#### [REQUEST 1]
Rewrite the entries from the first line up to and including the line with "517, 352, 529]", changing "river-segment" to "river-reach" and keeping everything else the same.

#### [EXTRACT PROVIDED]
* * *

Some starters for the new list

Let's have an open discussion on internationalization issues here. Some issues to discuss. * Unicode in standard IO functions Since Haskell Chars are Unicode, should standard Haskell 98 IO functions be made to obey the locale charset? If the locale charset is iso-8859-1 it will work as before (possibly with some transliteration done, instead of just taking character values modulo 256). See also thread on linux-utf8 mailing list (http://mail.nl.linux.org/linux-utf8/2000-10/msg00139.html). There are no semantics on things like putStr in the library report, there ought to be. * Unicode library We need a good Unicode library apart from the standard IO functions that can be used with specialized IO, in bindings and so on. * Other locale issues Should there be locale dependent show functions (, for decimal separator etc.) * Translation issues What is the best way to make programs translatable? I have some files at http://www.dtek.chalmers.se/~d95mback/gettext/ which could be commented on. I propose that when the Haskell Wiki comes online, we use that to produce draft enhancements to the existing Haskell 98 language report, and perhaps the new Unicode libraries. Regards, Martin -- Martin Norbäck d95mback@dtek.chalmers.se Kapplandsgatan 40 +46 (0)708 26 33 60 S-414 78 GÖTEBORG http://www.dtek.chalmers.se/~d95mback/ SWEDEN OpenPGP ID: 3FA8580B

Martin Norbäck
* Translation issues What is the best way to make programs translatable? I have some files at http://www.dtek.chalmers.se/~d95mback/gettext/ which could be commented on.
I just want to repeat something somebody suggested, and which I thought was a really neat idea: Have string constants in programs be replaced by (Prelude.fromString "..") or similar, like numerical constants are handled already. This was suggested in order to simplify the use of PackedString, but I think it might come in handy for translation issues, too. Granted, it's not a complete printf with argument permutation and all, but at least it should be extremely simple, and, hey, it'll probably suffice for *my* uses :-) (Naturally, the idea is that Prelude.fromString can be repaced by a function that looks the string up in a translation table, instead of using the default value. Any reason this won't work?) -kzm -- If I haven't seen further, it is by standing in the footprints of giants

tor 2002-08-15 klockan 10.28 skrev Ketil Z Malde:
I just want to repeat something somebody suggested, and which I thought was a really neat idea: Have string constants in programs be replaced by (Prelude.fromString "..") or similar, like numerical constants are handled already.

* * *

#### [RECORD EXTRACTS]
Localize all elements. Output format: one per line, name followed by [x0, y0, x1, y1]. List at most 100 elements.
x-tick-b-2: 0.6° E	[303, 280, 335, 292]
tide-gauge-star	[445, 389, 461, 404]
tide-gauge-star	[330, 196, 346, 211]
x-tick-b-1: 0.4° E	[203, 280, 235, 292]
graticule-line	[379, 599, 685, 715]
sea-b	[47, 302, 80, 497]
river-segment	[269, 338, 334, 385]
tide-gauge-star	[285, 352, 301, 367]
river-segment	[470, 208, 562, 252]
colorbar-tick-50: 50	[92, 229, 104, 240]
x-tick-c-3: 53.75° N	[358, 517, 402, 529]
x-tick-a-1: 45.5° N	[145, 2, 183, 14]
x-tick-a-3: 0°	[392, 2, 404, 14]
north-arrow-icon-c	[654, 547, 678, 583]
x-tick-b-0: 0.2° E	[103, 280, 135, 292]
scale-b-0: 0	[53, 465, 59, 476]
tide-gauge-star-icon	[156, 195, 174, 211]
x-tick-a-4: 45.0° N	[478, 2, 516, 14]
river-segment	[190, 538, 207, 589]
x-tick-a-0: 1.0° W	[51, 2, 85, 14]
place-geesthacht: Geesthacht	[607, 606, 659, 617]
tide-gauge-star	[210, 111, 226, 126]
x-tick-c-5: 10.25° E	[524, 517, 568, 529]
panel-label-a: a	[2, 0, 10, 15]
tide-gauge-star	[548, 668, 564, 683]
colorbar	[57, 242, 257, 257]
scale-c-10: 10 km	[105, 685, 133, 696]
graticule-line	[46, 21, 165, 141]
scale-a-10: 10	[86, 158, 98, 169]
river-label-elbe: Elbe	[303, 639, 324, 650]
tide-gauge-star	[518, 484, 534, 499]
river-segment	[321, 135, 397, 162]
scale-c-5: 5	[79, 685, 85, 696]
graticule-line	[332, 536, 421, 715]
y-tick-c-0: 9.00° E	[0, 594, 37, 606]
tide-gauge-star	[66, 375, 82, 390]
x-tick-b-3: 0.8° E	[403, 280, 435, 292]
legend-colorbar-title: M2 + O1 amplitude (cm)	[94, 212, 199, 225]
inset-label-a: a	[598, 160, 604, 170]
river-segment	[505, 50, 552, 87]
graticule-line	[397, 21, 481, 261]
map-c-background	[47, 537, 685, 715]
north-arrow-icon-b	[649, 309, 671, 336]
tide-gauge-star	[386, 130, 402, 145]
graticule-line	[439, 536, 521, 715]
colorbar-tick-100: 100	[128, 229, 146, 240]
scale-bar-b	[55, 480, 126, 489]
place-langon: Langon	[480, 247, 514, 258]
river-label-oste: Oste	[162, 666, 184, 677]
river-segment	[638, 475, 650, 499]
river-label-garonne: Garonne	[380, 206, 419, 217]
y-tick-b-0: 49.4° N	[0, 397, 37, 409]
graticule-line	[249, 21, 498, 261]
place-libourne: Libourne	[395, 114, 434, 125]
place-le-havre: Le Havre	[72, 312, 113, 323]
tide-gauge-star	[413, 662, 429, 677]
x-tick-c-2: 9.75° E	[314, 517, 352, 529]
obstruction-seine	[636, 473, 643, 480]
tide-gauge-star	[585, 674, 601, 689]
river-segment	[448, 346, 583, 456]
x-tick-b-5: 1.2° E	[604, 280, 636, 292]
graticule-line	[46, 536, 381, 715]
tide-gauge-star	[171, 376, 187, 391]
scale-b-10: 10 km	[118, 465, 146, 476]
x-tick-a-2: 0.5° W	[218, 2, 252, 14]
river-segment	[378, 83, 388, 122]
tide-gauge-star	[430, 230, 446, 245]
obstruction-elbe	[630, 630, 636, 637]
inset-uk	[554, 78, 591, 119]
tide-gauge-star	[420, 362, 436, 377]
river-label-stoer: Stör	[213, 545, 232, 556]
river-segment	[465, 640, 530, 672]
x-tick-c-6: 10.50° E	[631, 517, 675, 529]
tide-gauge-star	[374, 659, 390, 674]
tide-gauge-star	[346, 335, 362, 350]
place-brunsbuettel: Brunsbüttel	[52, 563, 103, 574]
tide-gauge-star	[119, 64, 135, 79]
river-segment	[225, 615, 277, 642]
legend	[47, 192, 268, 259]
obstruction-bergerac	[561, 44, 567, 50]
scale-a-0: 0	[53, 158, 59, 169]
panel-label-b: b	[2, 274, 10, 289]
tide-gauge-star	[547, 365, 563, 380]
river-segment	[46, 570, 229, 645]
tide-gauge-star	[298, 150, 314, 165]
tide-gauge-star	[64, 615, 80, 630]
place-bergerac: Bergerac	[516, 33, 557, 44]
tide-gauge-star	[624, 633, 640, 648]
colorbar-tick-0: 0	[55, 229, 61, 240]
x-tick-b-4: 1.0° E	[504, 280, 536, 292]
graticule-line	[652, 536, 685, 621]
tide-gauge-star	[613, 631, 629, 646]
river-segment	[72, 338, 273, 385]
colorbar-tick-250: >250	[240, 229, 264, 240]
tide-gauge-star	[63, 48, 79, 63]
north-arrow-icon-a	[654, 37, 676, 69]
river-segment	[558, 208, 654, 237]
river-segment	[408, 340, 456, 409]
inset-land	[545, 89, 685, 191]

* * *

#### [REQUEST 2]
In the Haskell internationalization thread, what does Ketil Z Malde suggest string constants in programs be replaced by?

#### [RESULT 1]
Localize all elements. Output format: one per line, name followed by [x0, y0, x1, y1]. List at most 100 elements.
x-tick-b-2: 0.6° E	[303, 280, 335, 292]
tide-gauge-star	[445, 389, 461, 404]
tide-gauge-star	[330, 196, 346, 211]
x-tick-b-1: 0.4° E	[203, 280, 235, 292]
graticule-line	[379, 599, 685, 715]
sea-b	[47, 302, 80, 497]
river-reach	[269, 338, 334, 385]
tide-gauge-star	[285, 352, 301, 367]
river-reach	[470, 208, 562, 252]
colorbar-tick-50: 50	[92, 229, 104, 240]
x-tick-c-3: 53.75° N	[358, 517, 402, 529]
x-tick-a-1: 45.5° N	[145, 2, 183, 14]
x-tick-a-3: 0°	[392, 2, 404, 14]
north-arrow-icon-c	[654, 547, 678, 583]
x-tick-b-0: 0.2° E	[103, 280, 135, 292]
scale-b-0: 0	[53, 465, 59, 476]
tide-gauge-star-icon	[156, 195, 174, 211]
x-tick-a-4: 45.0° N	[478, 2, 516, 14]
river-reach	[190, 538, 207, 589]
x-tick-a-0: 1.0° W	[51, 2, 85, 14]
place-geesthacht: Geesthacht	[607, 606, 659, 617]
tide-gauge-star	[210, 111, 226, 126]
x-tick-c-5: 10.25° E	[524, 517, 568, 529]
panel-label-a: a	[2, 0, 10, 15]
tide-gauge-star	[548, 668, 564, 683]
colorbar	[57, 242, 257, 257]
scale-c-10: 10 km	[105, 685, 133, 696]
graticule-line	[46, 21, 165, 141]
scale-a-10: 10	[86, 158, 98, 169]
river-label-elbe: Elbe	[303, 639, 324, 650]
tide-gauge-star	[518, 484, 534, 499]
river-reach	[321, 135, 397, 162]
scale-c-5: 5	[79, 685, 85, 696]
graticule-line	[332, 536, 421, 715]
y-tick-c-0: 9.00° E	[0, 594, 37, 606]
tide-gauge-star	[66, 375, 82, 390]
x-tick-b-3: 0.8° E	[403, 280, 435, 292]
legend-colorbar-title: M2 + O1 amplitude (cm)	[94, 212, 199, 225]
inset-label-a: a	[598, 160, 604, 170]
river-reach	[505, 50, 552, 87]
graticule-line	[397, 21, 481, 261]
map-c-background	[47, 537, 685, 715]
north-arrow-icon-b	[649, 309, 671, 336]
tide-gauge-star	[386, 130, 402, 145]
graticule-line	[439, 536, 521, 715]
colorbar-tick-100: 100	[128, 229, 146, 240]
scale-bar-b	[55, 480, 126, 489]
place-langon: Langon	[480, 247, 514, 258]
river-label-oste: Oste	[162, 666, 184, 677]
river-reach	[638, 475, 650, 499]
river-label-garonne: Garonne	[380, 206, 419, 217]
y-tick-b-0: 49.4° N	[0, 397, 37, 409]
graticule-line	[249, 21, 498, 261]
place-libourne: Libourne	[395, 114, 434, 125]
place-le-havre: Le Havre	[72, 312, 113, 323]
tide-gauge-star	[413, 662, 429, 677]
x-tick-c-2: 9.75° E	[314, 517, 352, 529]

#### [RESULT 2]
By (Prelude.fromString "..") or something similar, the way numerical constants are already handled.